Request
Read the records below and copy each line that contains "October".
--------------------------------------------------
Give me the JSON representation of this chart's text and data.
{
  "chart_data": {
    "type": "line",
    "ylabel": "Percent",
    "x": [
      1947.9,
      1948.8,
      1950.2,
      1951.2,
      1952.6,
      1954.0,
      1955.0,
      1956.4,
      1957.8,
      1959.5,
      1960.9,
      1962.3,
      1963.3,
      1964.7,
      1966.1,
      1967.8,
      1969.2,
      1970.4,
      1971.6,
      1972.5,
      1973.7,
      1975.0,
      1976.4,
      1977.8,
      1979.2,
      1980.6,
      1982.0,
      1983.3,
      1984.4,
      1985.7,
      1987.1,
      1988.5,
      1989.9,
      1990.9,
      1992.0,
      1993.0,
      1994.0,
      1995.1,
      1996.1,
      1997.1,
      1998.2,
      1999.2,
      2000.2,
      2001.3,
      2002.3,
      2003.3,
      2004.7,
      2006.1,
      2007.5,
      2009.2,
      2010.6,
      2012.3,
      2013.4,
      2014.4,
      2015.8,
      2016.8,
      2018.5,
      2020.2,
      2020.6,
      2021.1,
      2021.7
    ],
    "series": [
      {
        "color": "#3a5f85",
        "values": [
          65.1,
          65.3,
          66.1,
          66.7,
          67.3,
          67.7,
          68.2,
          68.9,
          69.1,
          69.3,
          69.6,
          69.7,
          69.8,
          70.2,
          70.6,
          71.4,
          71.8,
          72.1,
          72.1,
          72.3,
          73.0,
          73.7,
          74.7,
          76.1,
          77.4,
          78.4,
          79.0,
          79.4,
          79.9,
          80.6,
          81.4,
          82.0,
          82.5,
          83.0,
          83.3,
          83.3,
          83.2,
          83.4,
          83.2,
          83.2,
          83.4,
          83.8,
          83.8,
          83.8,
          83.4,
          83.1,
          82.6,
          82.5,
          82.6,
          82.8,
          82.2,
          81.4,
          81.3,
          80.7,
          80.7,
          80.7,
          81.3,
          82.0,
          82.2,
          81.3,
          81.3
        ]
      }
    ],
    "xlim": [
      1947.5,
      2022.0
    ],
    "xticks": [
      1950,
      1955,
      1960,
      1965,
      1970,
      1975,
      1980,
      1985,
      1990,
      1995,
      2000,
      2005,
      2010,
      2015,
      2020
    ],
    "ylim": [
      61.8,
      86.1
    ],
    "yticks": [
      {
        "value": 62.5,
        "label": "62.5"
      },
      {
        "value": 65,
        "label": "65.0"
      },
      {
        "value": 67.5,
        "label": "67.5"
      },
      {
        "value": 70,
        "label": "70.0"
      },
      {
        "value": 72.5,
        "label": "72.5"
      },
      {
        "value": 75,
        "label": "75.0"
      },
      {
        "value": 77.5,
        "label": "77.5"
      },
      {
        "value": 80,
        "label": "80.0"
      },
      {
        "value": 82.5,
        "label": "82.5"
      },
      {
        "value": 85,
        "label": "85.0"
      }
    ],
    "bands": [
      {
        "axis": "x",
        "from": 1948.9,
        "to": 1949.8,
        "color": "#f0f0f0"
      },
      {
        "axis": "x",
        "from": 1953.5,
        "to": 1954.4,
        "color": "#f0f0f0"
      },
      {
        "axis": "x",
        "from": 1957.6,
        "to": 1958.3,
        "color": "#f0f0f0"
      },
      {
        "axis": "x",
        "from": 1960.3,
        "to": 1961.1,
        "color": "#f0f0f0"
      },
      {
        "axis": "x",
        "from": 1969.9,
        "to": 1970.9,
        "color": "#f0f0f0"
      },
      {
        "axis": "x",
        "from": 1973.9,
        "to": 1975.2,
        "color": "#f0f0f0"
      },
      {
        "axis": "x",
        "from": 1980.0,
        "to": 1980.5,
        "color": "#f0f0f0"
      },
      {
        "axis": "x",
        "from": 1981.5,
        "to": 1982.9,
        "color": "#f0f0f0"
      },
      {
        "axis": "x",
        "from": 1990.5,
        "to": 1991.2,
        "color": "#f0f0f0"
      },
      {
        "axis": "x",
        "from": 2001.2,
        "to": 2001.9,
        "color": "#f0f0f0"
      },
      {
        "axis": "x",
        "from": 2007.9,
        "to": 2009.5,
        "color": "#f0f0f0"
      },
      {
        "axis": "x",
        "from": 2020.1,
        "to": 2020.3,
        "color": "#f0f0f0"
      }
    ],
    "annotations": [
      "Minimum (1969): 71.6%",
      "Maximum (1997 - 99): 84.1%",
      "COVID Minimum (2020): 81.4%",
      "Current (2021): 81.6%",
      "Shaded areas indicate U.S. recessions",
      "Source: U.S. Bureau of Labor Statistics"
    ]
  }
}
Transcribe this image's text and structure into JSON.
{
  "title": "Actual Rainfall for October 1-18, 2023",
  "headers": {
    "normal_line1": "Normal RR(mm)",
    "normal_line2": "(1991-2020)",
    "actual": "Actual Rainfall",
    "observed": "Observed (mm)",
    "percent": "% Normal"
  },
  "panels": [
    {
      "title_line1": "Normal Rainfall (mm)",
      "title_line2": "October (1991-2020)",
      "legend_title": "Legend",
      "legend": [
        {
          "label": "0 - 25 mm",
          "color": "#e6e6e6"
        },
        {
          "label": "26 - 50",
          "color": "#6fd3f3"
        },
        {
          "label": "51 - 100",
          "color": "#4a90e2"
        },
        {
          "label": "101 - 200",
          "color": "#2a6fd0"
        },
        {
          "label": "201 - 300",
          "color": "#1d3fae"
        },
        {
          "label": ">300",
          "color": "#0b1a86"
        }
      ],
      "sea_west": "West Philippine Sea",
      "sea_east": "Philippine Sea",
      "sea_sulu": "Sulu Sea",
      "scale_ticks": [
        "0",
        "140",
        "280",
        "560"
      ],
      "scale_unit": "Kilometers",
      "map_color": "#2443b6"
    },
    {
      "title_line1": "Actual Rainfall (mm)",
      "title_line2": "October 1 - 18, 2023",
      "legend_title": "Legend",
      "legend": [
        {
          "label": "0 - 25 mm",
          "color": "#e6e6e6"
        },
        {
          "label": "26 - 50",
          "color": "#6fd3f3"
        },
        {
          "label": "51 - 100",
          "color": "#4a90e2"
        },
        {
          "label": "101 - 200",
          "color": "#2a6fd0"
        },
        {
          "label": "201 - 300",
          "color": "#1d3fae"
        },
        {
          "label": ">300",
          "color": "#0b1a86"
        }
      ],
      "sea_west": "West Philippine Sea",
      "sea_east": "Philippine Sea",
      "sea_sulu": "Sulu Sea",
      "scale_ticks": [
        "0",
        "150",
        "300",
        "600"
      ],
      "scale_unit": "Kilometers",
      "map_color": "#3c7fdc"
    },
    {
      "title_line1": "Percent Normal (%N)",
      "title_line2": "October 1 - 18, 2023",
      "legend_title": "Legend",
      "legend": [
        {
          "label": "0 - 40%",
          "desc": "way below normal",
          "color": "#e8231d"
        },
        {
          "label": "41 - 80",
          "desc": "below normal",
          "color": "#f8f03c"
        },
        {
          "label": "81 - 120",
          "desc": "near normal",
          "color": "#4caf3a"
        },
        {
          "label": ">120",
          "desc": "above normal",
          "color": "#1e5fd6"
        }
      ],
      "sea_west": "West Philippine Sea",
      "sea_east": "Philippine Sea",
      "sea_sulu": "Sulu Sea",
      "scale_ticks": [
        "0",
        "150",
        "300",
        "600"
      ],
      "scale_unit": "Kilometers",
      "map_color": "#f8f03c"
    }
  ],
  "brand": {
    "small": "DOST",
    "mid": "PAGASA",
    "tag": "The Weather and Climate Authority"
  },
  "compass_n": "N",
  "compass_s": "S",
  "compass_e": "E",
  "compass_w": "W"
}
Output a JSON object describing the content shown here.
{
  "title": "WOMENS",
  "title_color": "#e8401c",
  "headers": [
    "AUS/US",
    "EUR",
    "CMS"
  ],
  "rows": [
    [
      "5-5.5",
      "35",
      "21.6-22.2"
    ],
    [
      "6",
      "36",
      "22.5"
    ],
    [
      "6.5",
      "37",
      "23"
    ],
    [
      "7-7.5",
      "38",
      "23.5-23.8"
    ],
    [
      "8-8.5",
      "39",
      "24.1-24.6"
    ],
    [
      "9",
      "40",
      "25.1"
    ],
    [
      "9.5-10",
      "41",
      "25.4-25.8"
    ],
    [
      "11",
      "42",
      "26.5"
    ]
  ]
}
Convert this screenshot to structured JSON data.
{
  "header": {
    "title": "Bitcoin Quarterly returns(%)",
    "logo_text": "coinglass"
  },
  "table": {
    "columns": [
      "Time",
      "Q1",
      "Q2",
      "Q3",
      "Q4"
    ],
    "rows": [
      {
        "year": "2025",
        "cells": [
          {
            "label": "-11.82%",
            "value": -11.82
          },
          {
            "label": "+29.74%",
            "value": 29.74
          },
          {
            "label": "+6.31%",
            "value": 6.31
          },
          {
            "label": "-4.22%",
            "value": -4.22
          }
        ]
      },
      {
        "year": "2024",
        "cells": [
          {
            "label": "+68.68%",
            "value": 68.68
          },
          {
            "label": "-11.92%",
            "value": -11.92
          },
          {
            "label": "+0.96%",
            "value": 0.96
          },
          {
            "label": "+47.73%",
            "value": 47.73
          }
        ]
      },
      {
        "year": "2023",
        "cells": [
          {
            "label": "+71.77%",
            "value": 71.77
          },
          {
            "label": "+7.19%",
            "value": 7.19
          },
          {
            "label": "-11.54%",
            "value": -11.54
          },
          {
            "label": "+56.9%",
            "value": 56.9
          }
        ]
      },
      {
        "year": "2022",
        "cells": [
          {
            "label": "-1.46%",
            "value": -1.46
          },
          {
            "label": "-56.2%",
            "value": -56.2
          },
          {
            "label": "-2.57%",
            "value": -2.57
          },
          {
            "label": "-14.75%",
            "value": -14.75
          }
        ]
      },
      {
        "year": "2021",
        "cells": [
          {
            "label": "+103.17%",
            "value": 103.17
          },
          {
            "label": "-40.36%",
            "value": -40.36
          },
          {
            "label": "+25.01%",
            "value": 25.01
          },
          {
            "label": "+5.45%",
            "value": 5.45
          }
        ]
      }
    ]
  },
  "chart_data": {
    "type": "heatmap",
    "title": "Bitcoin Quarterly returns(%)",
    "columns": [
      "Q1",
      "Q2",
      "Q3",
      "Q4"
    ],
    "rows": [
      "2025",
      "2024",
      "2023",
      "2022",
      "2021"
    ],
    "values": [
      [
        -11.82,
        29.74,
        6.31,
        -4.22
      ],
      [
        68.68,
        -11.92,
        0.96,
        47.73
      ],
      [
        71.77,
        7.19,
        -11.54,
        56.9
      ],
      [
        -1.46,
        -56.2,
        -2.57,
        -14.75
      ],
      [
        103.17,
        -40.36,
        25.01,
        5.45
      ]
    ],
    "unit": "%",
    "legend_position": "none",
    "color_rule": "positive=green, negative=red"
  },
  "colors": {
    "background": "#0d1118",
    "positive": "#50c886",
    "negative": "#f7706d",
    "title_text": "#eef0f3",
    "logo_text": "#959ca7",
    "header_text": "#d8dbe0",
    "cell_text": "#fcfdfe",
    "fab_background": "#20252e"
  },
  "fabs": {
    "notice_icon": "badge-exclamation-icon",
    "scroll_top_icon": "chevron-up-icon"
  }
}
--------------------------------------------------
Answer in full
  "title": "Actual Rainfall for October 1-18, 2023",
      "title_line2": "October (1991-2020)",
      "title_line2": "October 1 - 18, 2023",
      "title_line2": "October 1 - 18, 2023",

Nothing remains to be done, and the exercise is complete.